* **Goal**
Output all of the records exactly as written.

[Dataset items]

** START **

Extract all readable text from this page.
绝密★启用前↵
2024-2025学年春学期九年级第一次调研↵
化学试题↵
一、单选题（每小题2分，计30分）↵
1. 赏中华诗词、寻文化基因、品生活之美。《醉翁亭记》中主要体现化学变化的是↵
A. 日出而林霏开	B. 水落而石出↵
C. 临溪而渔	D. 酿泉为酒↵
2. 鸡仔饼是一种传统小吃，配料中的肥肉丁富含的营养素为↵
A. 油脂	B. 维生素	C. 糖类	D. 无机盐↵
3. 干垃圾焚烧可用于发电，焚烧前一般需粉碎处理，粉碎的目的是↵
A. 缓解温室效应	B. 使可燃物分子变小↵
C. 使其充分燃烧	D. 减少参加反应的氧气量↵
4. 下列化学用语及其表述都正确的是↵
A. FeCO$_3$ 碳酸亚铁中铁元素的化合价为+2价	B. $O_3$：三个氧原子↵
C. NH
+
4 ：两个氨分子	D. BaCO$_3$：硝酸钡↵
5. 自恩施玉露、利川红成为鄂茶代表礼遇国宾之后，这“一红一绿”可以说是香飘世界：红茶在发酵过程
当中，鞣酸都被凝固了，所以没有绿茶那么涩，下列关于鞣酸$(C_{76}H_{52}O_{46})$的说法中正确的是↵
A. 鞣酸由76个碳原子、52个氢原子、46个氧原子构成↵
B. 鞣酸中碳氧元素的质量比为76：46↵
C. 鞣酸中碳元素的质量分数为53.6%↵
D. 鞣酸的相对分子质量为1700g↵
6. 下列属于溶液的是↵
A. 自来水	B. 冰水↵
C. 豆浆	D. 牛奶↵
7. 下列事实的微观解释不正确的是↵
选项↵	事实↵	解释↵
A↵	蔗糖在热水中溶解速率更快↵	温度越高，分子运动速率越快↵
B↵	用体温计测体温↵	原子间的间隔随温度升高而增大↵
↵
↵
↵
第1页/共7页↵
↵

** END **

* **Written reply**
Extract all readable text from this page.
绝密★启用前↵
2024-2025学年春学期九年级第一次调研↵
化学试题↵
一、单选题（每小题2分，计30分）↵
1. 赏中华诗词、寻文化基因、品生活之美。《醉翁亭记》中主要体现化学变化的是↵
A. 日出而林霏开	B. 水落而石出↵
C. 临溪而渔	D. 酿泉为酒↵
2. 鸡仔饼是一种传统小吃，配料中的肥肉丁富含的营养素为↵
A. 油脂	B. 维生素	C. 糖类	D. 无机盐↵
3. 干垃圾焚烧可用于发电，焚烧前一般需粉碎处理，粉碎的目的是↵
A. 缓解温室效应	B. 使可燃物分子变小↵
C. 使其充分燃烧	D. 减少参加反应的氧气量↵
4. 下列化学用语及其表述都正确的是↵
A. FeCO$_3$ 碳酸亚铁中铁元素的化合价为+2价	B. $O_3$：三个氧原子↵
C. NH
+
4 ：两个氨分子	D. BaCO$_3$：硝酸钡↵
5. 自恩施玉露、利川红成为鄂茶代表礼遇国宾之后，这“一红一绿”可以说是香飘世界：红茶在发酵过程
当中，鞣酸都被凝固了，所以没有绿茶那么涩，下列关于鞣酸$(C_{76}H_{52}O_{46})$的说法中正确的是↵
A. 鞣酸由76个碳原子、52个氢原子、46个氧原子构成↵
B. 鞣酸中碳氧元素的质量比为76：46↵
C. 鞣酸中碳元素的质量分数为53.6%↵
D. 鞣酸的相对分子质量为1700g↵
6. 下列属于溶液的是↵
A. 自来水	B. 冰水↵
C. 豆浆	D. 牛奶↵
7. 下列事实的微观解释不正确的是↵
选项↵	事实↵	解释↵
A↵	蔗糖在热水中溶解速率更快↵	温度越高，分子运动速率越快↵
B↵	用体温计测体温↵	原子间的间隔随温度升高而增大↵
↵
↵
↵
第1页/共7页↵
↵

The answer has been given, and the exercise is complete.